> **TASK INSTRUCTIONS**: Scan the records for the string "procedural"; copy each line where it occurs.

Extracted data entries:
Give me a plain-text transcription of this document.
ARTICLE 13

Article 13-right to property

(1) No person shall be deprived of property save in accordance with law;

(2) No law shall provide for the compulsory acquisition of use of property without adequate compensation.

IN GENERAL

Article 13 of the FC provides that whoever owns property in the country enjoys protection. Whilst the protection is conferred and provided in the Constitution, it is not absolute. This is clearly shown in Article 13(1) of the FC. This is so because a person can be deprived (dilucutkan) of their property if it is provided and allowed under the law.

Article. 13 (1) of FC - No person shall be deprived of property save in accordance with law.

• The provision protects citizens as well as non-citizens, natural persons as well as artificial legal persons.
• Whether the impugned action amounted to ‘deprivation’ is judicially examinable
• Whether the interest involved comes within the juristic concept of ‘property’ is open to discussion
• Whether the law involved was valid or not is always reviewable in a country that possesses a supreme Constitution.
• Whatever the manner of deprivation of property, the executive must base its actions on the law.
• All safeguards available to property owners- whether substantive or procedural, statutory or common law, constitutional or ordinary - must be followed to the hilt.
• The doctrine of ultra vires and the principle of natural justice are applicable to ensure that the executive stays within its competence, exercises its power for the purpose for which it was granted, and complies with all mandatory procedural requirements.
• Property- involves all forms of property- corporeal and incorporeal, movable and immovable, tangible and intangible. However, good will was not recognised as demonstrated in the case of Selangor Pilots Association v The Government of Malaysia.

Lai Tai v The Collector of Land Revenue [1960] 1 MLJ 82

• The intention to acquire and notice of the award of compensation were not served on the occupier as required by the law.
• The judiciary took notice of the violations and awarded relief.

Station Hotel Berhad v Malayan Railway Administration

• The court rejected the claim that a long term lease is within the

> **FINISHED ANSWER**:
• All safeguards available to property owners- whether substantive or procedural, statutory or common law, constitutional or ordinary - must be followed to the hilt.
• The doctrine of ultra vires and the principle of natural justice are applicable to ensure that the executive stays within its competence, exercises its power for the purpose for which it was granted, and complies with all mandatory procedural requirements.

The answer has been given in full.